◆ WHAT YOU WILL DO ◆
Copy all lines below containing "gmail".
── INPUT
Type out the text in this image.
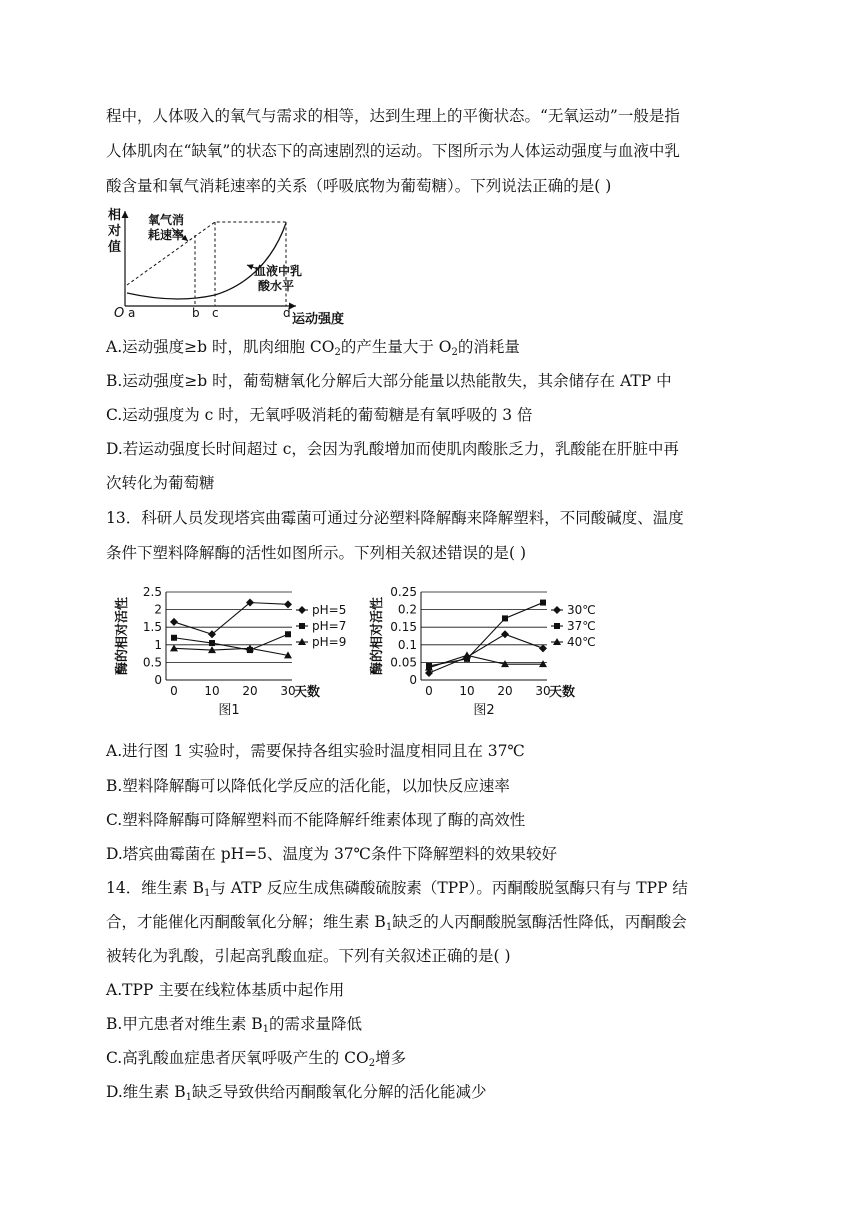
程中，人体吸入的氧气与需求的相等，达到生理上的平衡状态。“无氧运动”一般是指
人体肌肉在“缺氧”的状态下的高速剧烈的运动。下图所示为人体运动强度与血液中乳
酸含量和氧气消耗速率的关系（呼吸底物为葡萄糖）。下列说法正确的是( )
相
对
值
氧气消
耗速率
血液中乳
酸水平
O a	b c	d 运动强度
A.运动强度≥b 时，肌肉细胞 $CO_2$的产生量大于 $O_2$的消耗量
B.运动强度≥b 时，葡萄糖氧化分解后大部分能量以热能散失，其余储存在 ATP 中
C.运动强度为 c 时，无氧呼吸消耗的葡萄糖是有氧呼吸的 3 倍
D.若运动强度长时间超过 c，会因为乳酸增加而使肌肉酸胀乏力，乳酸能在肝脏中再
次转化为葡萄糖
13．科研人员发现塔宾曲霉菌可通过分泌塑料降解酶来降解塑料，不同酸碱度、温度
条件下塑料降解酶的活性如图所示。下列相关叙述错误的是( )
0
0.5
1
1.5
2
2.5
0 10 20 30
天数
酶的相对活性	pH=5
pH=7
pH=9
图1
0
0.05
0.1
0.15
0.2
0.25
0 10 20 30
天数
酶的相对活性	30℃
37℃
40℃
图2
A.进行图 1 实验时，需要保持各组实验时温度相同且在 37℃
B.塑料降解酶可以降低化学反应的活化能，以加快反应速率
C.塑料降解酶可降解塑料而不能降解纤维素体现了酶的高效性
D.塔宾曲霉菌在 pH=5、温度为 37℃条件下降解塑料的效果较好
14．维生素 $B_1$与 ATP 反应生成焦磷酸硫胺素（TPP）。丙酮酸脱氢酶只有与 TPP 结
合，才能催化丙酮酸氧化分解；维生素 $B_1$缺乏的人丙酮酸脱氢酶活性降低，丙酮酸会
被转化为乳酸，引起高乳酸血症。下列有关叙述正确的是( )
A.TPP 主要在线粒体基质中起作用
B.甲亢患者对维生素 $B_1$的需求量降低
C.高乳酸血症患者厌氧呼吸产生的 $CO_2$增多
D.维生素 $B_1$缺乏导致供给丙酮酸氧化分解的活化能减少
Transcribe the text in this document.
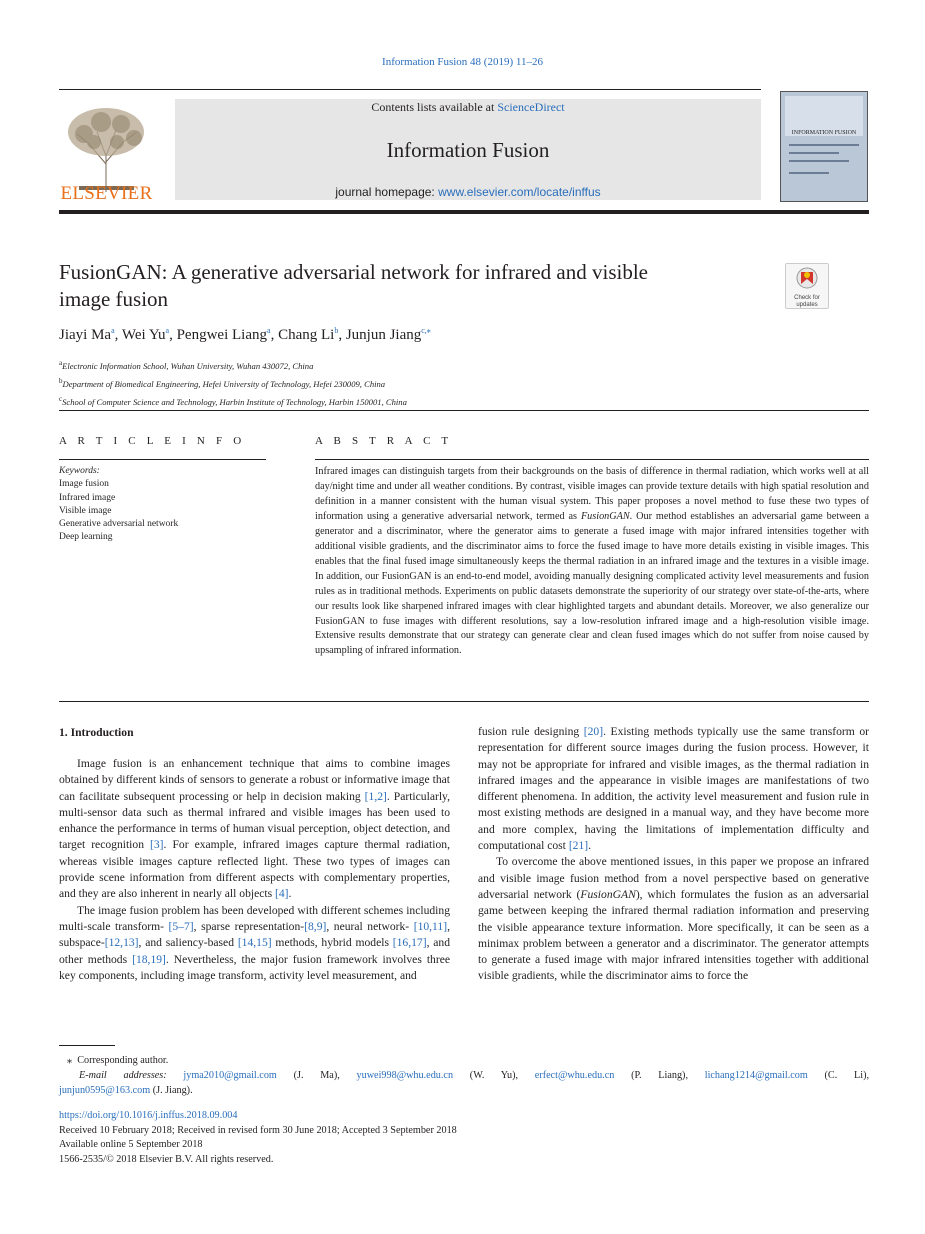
Information Fusion 48 (2019) 11–26
ELSEVIER
Contents lists available at ScienceDirect
Information Fusion
journal homepage: www.elsevier.com/locate/inffus
INFORMATION FUSION
FusionGAN: A generative adversarial network for infrared and visible
image fusion	Check for
updates
Jiayi Ma$^a$, Wei Yu$^a$, Pengwei Liang$^a$, Chang Li$^b$, Junjun Jiang$^{c,⁎}$
$^a$Electronic Information School, Wuhan University, Wuhan 430072, China
$^b$Department of Biomedical Engineering, Hefei University of Technology, Hefei 230009, China
$^c$School of Computer Science and Technology, Harbin Institute of Technology, Harbin 150001, China
A R T I C L E I N F O
Keywords:
Image fusion
Infrared image
Visible image
Generative adversarial network
Deep learning
A B S T R A C T
Infrared images can distinguish targets from their backgrounds on the basis of difference in thermal radiation, which works well at all day/night time and under all weather conditions. By contrast, visible images can provide texture details with high spatial resolution and definition in a manner consistent with the human visual system. This paper proposes a novel method to fuse these two types of information using a generative adversarial network, termed as FusionGAN. Our method establishes an adversarial game between a generator and a discriminator, where the generator aims to generate a fused image with major infrared intensities together with additional visible gradients, and the discriminator aims to force the fused image to have more details existing in visible images. This enables that the final fused image simultaneously keeps the thermal radiation in an infrared image and the textures in a visible image. In addition, our FusionGAN is an end-to-end model, avoiding manually designing complicated activity level measurements and fusion rules as in traditional methods. Experiments on public datasets demonstrate the superiority of our strategy over state-of-the-arts, where our results look like sharpened infrared images with clear highlighted targets and abundant details. Moreover, we also generalize our FusionGAN to fuse images with different resolutions, say a low-resolution infrared image and a high-resolution visible image. Extensive results demonstrate that our strategy can generate clear and clean fused images which do not suffer from noise caused by upsampling of infrared information.
1. Introduction

Image fusion is an enhancement technique that aims to combine images obtained by different kinds of sensors to generate a robust or informative image that can facilitate subsequent processing or help in decision making [1,2]. Particularly, multi-sensor data such as thermal infrared and visible images has been used to enhance the performance in terms of human visual perception, object detection, and target recognition [3]. For example, infrared images capture thermal radiation, whereas visible images capture reflected light. These two types of images can provide scene information from different aspects with complementary properties, and they are also inherent in nearly all objects [4].

The image fusion problem has been developed with different schemes including multi-scale transform- [5–7], sparse representation-[8,9], neural network- [10,11], subspace-[12,13], and saliency-based [14,15] methods, hybrid models [16,17], and other methods [18,19]. Nevertheless, the major fusion framework involves three key components, including image transform, activity level measurement, and

fusion rule designing [20]. Existing methods typically use the same transform or representation for different source images during the fusion process. However, it may not be appropriate for infrared and visible images, as the thermal radiation in infrared images and the appearance in visible images are manifestations of two different phenomena. In addition, the activity level measurement and fusion rule in most existing methods are designed in a manual way, and they have become more and more complex, having the limitations of implementation difficulty and computational cost [21].

To overcome the above mentioned issues, in this paper we propose an infrared and visible image fusion method from a novel perspective based on generative adversarial network (FusionGAN), which formulates the fusion as an adversarial game between keeping the infrared thermal radiation information and preserving the visible appearance texture information. More specifically, it can be seen as a minimax problem between a generator and a discriminator. The generator attempts to generate a fused image with major infrared intensities together with additional visible gradients, while the discriminator aims to force the

⁎ Corresponding author.
E-mail addresses: jyma2010@gmail.com (J. Ma), yuwei998@whu.edu.cn (W. Yu), erfect@whu.edu.cn (P. Liang), lichang1214@gmail.com (C. Li),
junjun0595@163.com (J. Jiang).
https://doi.org/10.1016/j.inffus.2018.09.004
Received 10 February 2018; Received in revised form 30 June 2018; Accepted 3 September 2018
Available online 5 September 2018
1566-2535/© 2018 Elsevier B.V. All rights reserved.
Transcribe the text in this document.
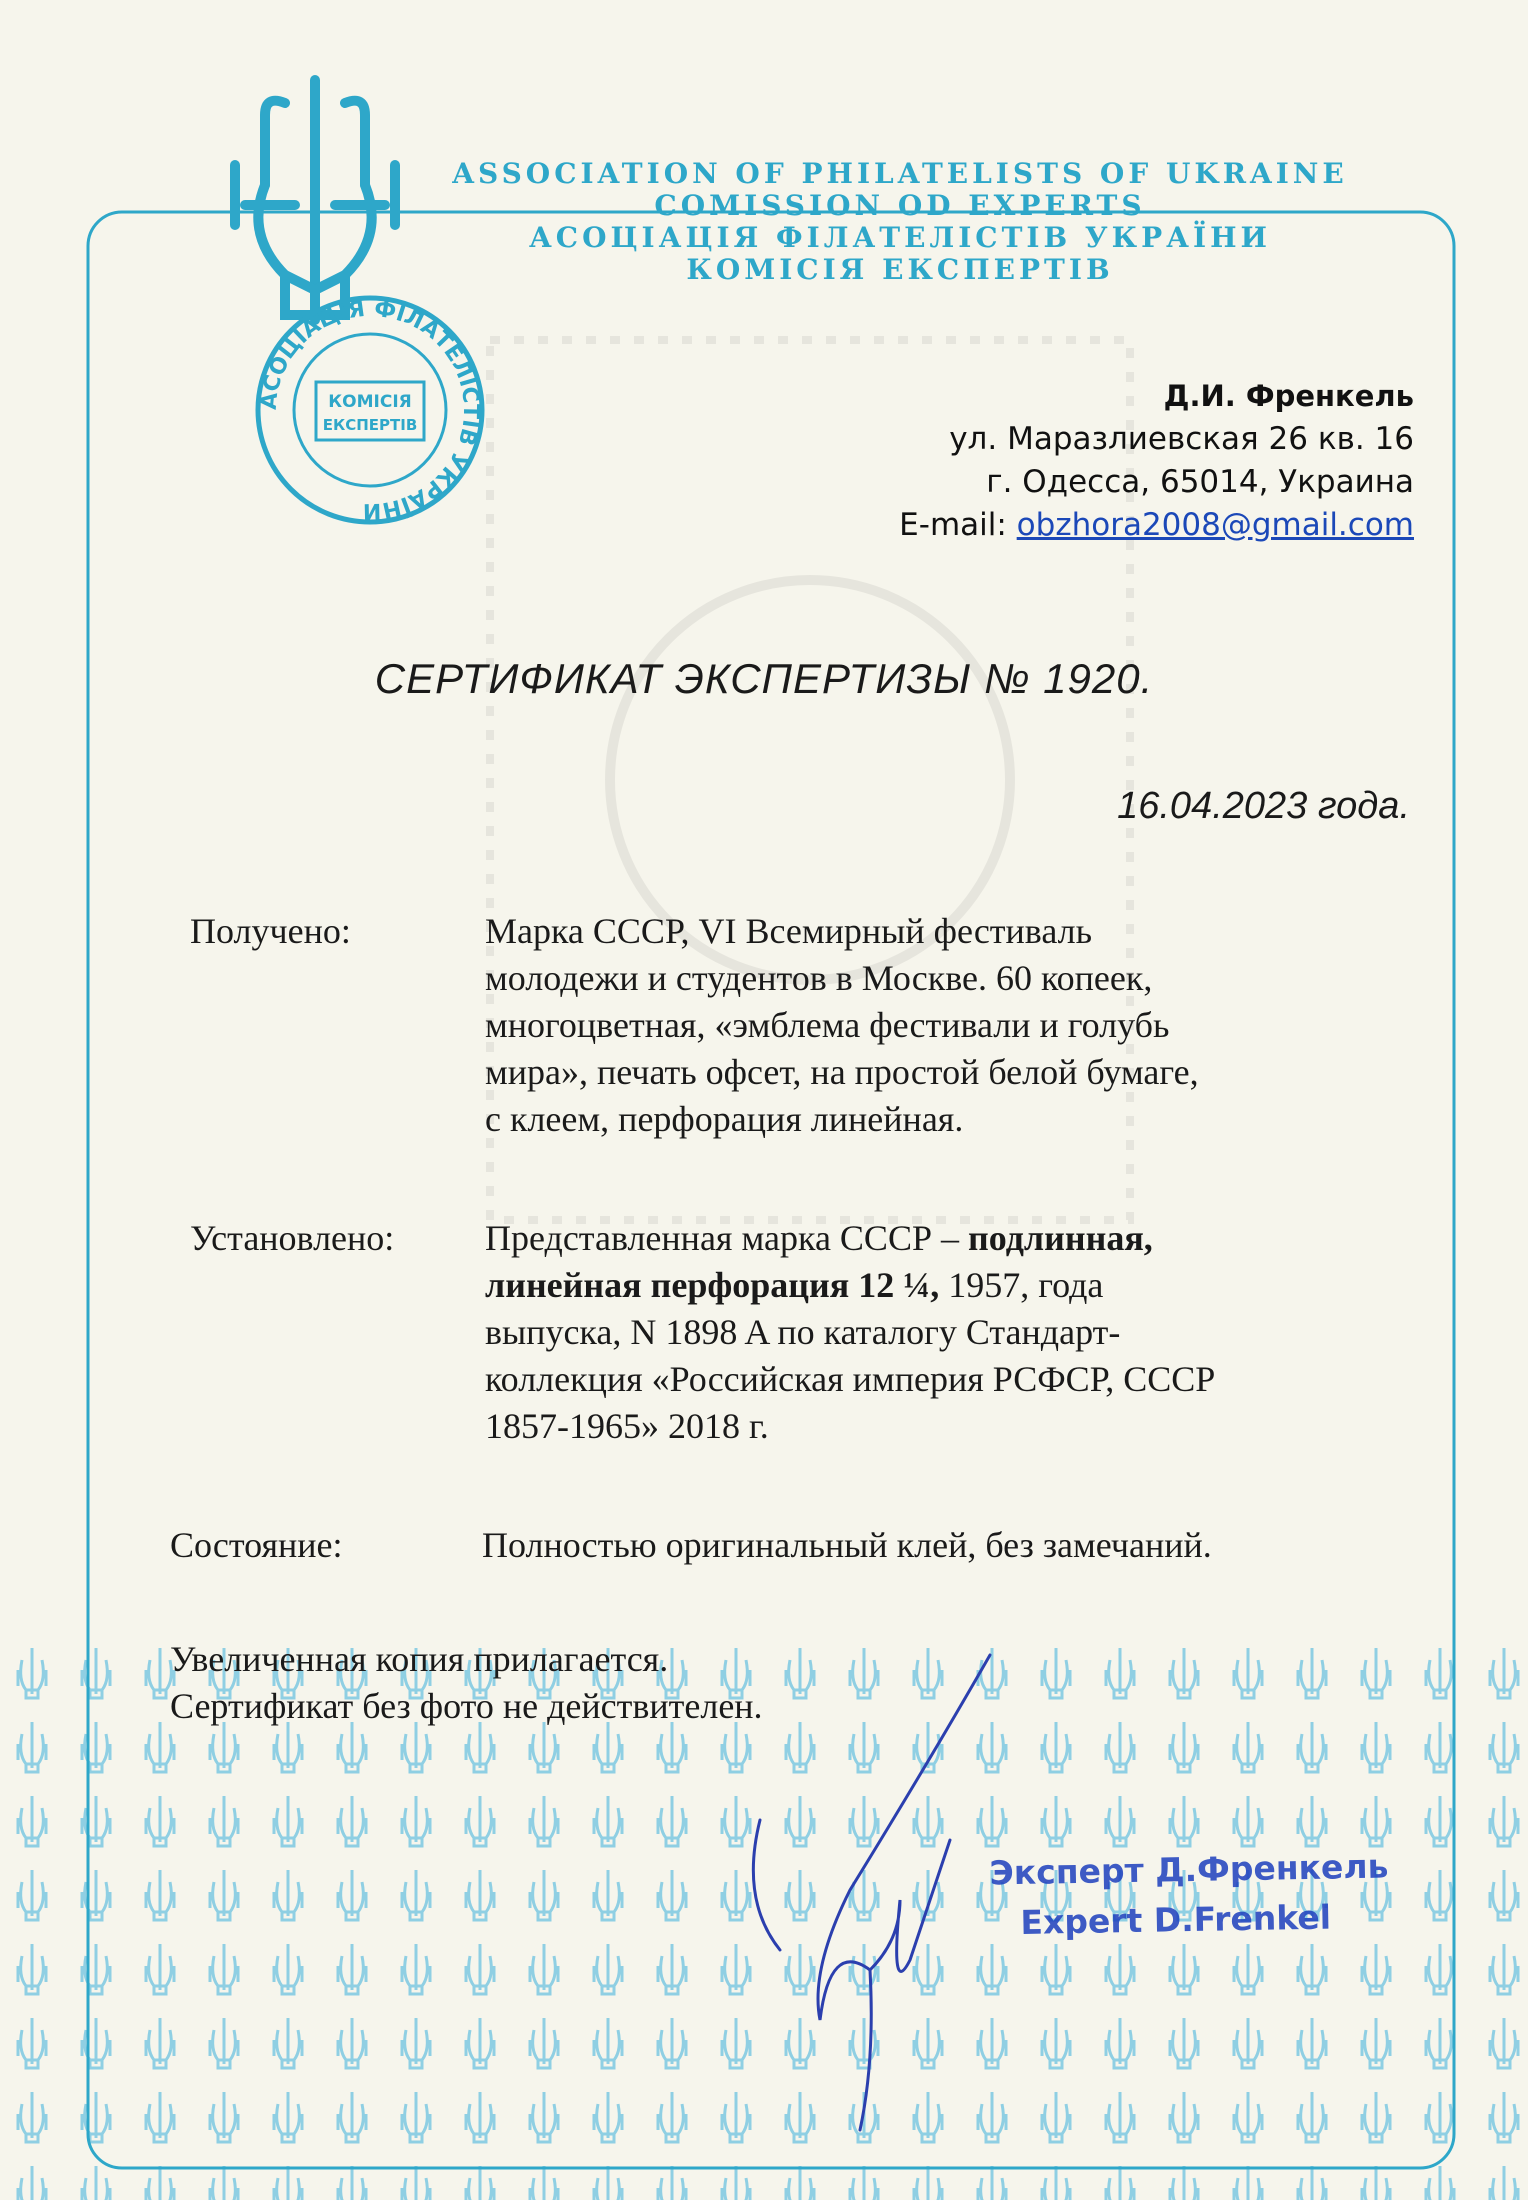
АСОЦІАЦІЯ ФІЛАТЕЛІСТІВ УКРАЇНИ
КОМІСІЯ
ЕКСПЕРТІВ
ASSOCIATION OF PHILATELISTS OF UKRAINE
COMISSION OD EXPERTS
АСОЦІАЦІЯ ФІЛАТЕЛІСТІВ УКРАЇНИ
КОМІСІЯ ЕКСПЕРТІВ
Д.И. Френкель
ул. Маразлиевская 26 кв. 16
г. Одесса, 65014, Украина
E-mail: obzhora2008@gmail.com
СЕРТИФИКАТ ЭКСПЕРТИЗЫ № 1920.
16.04.2023 года.
Получено:	Марка СССР, VI Всемирный фестиваль
молодежи и студентов в Москве. 60 копеек,
многоцветная, «эмблема фестивали и голубь
мира», печать офсет, на простой белой бумаге,
с клеем, перфорация линейная.
Установлено:	Представленная марка СССР – подлинная,
линейная перфорация 12 ¼, 1957, года
выпуска, N 1898 A по каталогу Стандарт-
коллекция «Российская империя РСФСР, СССР
1857-1965» 2018 г.
Состояние:	Полностью оригинальный клей, без замечаний.
Увеличенная копия прилагается.
Сертификат без фото не действителен.
Эксперт Д.Френкель
Expert D.Frenkel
────
◆ ANSWER FOR THE TASK ◆
E-mail addresses: jyma2010@gmail.com (J. Ma), yuwei998@whu.edu.cn (W. Yu), erfect@whu.edu.cn (P. Liang), lichang1214@gmail.com (C. Li),
E-mail: obzhora2008@gmail.com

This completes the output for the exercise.